EXERCISE DETAILS:
Scan the data below. Pull out each line where "grid" occurs.

DATASET EXCERPTS:
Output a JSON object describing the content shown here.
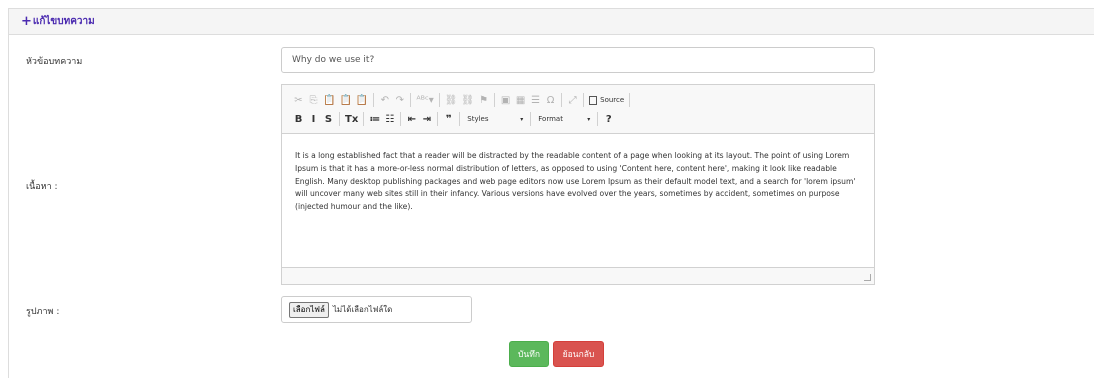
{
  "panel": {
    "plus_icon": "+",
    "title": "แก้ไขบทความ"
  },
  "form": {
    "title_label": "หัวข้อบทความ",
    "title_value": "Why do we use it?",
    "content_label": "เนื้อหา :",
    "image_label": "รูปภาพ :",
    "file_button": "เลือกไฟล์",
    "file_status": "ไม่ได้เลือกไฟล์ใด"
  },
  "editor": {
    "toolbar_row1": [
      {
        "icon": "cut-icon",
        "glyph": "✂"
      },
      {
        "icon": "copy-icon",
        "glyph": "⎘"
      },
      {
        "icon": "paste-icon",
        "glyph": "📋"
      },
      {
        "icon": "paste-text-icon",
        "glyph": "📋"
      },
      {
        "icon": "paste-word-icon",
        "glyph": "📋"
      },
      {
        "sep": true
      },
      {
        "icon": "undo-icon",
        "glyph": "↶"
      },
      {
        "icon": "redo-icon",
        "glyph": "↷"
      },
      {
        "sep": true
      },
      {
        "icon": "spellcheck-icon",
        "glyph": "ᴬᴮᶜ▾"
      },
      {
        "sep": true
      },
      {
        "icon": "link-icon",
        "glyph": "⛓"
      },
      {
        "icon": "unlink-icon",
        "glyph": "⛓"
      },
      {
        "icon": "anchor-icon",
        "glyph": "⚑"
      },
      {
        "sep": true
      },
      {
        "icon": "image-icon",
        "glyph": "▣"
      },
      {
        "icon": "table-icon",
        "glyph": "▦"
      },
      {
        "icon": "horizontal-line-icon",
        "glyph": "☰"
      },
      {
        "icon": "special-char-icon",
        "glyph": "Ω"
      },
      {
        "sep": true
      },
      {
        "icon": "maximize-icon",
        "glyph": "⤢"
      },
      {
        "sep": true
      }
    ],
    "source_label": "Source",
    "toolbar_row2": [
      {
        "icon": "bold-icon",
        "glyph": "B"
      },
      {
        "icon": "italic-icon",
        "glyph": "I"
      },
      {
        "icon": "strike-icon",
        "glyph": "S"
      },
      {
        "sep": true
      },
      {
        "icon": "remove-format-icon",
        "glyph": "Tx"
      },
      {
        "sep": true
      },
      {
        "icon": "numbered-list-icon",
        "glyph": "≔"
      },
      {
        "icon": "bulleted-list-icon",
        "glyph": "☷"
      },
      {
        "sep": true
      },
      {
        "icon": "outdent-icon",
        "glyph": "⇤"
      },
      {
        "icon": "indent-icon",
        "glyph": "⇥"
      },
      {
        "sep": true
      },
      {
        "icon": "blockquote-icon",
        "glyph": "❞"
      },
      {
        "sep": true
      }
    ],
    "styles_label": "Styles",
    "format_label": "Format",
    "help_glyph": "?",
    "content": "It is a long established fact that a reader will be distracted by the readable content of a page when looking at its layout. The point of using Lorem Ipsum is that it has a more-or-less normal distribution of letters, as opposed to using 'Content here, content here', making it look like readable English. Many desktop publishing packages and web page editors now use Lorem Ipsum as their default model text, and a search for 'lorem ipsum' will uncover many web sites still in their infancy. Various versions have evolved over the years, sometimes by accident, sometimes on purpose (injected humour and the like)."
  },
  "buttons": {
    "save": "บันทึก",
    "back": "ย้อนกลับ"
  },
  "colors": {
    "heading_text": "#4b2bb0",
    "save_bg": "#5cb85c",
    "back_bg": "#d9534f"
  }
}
...
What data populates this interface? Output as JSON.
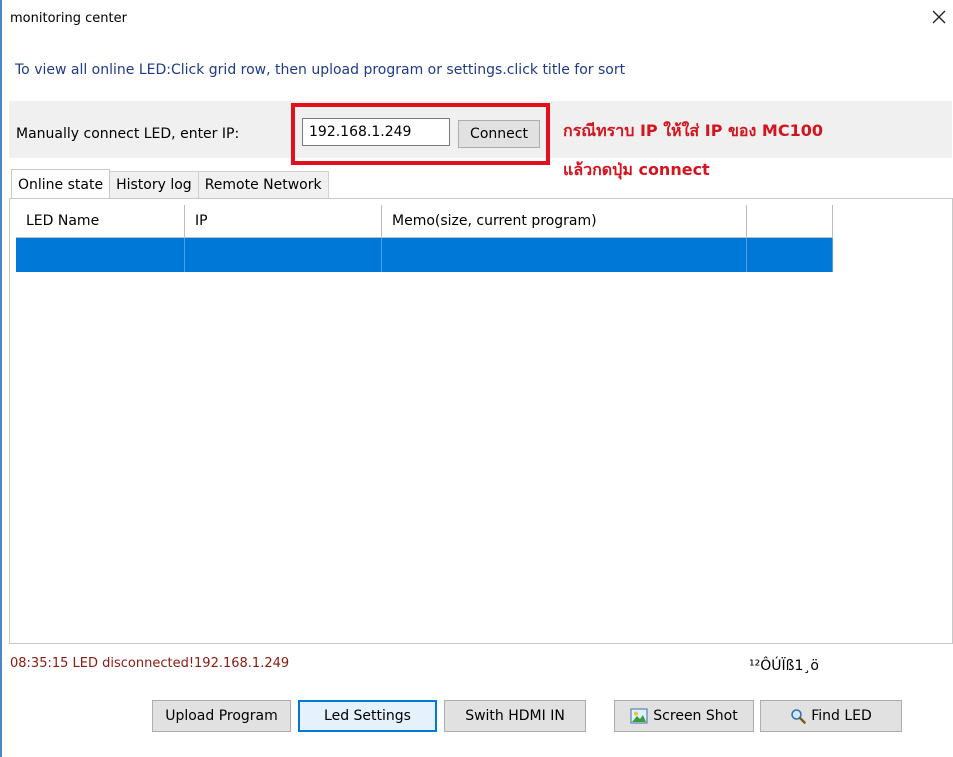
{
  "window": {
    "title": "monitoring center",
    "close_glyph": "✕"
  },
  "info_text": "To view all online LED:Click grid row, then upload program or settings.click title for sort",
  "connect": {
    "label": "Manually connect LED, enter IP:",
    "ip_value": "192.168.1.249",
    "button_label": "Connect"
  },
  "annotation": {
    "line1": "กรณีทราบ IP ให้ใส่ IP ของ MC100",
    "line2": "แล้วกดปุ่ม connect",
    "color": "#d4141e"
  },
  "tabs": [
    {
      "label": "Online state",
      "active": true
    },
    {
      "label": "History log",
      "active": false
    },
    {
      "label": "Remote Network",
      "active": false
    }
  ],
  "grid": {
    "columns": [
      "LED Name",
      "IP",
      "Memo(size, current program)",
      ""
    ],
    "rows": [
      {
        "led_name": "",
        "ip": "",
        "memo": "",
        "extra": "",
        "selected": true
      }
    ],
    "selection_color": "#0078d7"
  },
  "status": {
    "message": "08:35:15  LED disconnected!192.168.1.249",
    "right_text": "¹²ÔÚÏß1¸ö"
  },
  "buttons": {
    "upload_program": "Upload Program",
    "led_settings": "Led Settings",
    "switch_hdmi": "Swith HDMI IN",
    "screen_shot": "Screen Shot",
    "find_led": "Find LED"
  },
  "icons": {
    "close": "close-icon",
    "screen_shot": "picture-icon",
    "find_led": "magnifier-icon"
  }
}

TASK ANSWER:
  "info_text": "To view all online LED:Click grid row, then upload program or settings.click title for sort",
  "grid": {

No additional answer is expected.